**STATED EXERCISE:**
Print the records below word for word, but leave out the pictures.
[Begin DATA LISTING]
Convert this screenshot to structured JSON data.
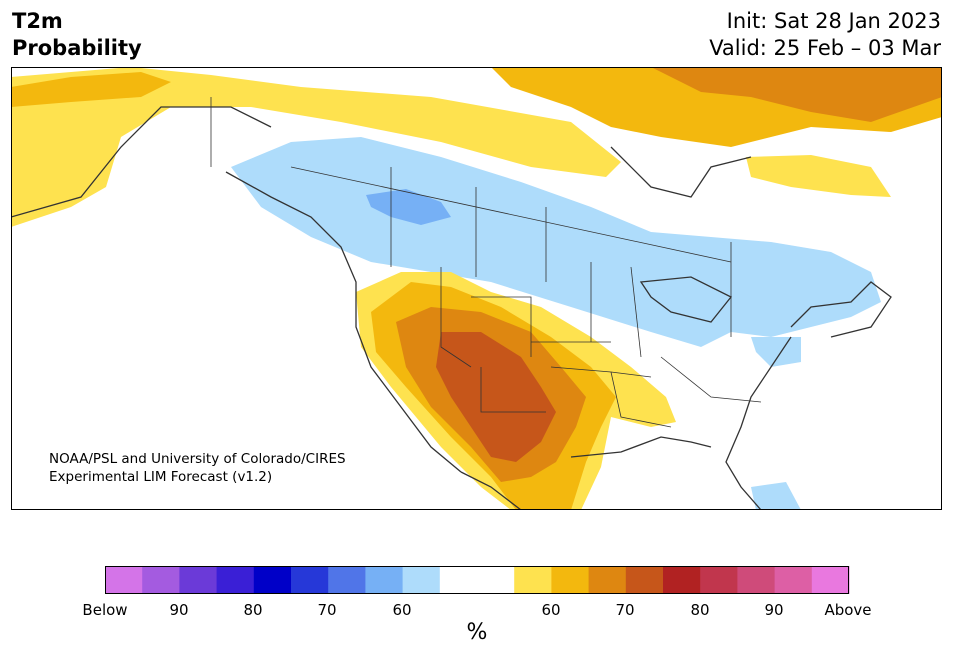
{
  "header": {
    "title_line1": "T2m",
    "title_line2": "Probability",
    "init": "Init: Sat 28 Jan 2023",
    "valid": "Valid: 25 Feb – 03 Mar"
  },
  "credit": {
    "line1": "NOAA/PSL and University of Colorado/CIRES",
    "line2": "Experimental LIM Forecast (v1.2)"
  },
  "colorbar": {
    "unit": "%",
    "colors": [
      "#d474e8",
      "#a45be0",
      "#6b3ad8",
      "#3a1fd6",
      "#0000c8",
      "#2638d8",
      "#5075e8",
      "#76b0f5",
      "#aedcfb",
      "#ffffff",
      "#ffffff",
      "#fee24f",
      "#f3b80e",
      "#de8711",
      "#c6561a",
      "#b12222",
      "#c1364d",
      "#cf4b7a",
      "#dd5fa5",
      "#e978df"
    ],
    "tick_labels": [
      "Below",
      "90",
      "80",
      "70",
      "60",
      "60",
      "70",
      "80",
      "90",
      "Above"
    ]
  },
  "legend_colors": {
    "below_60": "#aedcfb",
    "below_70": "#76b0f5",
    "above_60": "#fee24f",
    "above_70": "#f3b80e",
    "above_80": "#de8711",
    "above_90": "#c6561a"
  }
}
[End DATA LISTING]
**ANSWER TO THE PROBLEM:**
Convert this screenshot to structured JSON data.
{
  "header": {
    "title_line1": "T2m",
    "title_line2": "Probability",
    "init": "Init: Sat 28 Jan 2023",
    "valid": "Valid: 25 Feb – 03 Mar"
  },
  "credit": {
    "line1": "NOAA/PSL and University of Colorado/CIRES",
    "line2": "Experimental LIM Forecast (v1.2)"
  },
  "colorbar": {
    "unit": "%",
    "colors": [
      "#d474e8",
      "#a45be0",
      "#6b3ad8",
      "#3a1fd6",
      "#0000c8",
      "#2638d8",
      "#5075e8",
      "#76b0f5",
      "#aedcfb",
      "#ffffff",
      "#ffffff",
      "#fee24f",
      "#f3b80e",
      "#de8711",
      "#c6561a",
      "#b12222",
      "#c1364d",
      "#cf4b7a",
      "#dd5fa5",
      "#e978df"
    ],
    "tick_labels": [
      "Below",
      "90",
      "80",
      "70",
      "60",
      "60",
      "70",
      "80",
      "90",
      "Above"
    ]
  },
  "legend_colors": {
    "below_60": "#aedcfb",
    "below_70": "#76b0f5",
    "above_60": "#fee24f",
    "above_70": "#f3b80e",
    "above_80": "#de8711",
    "above_90": "#c6561a"
  }
}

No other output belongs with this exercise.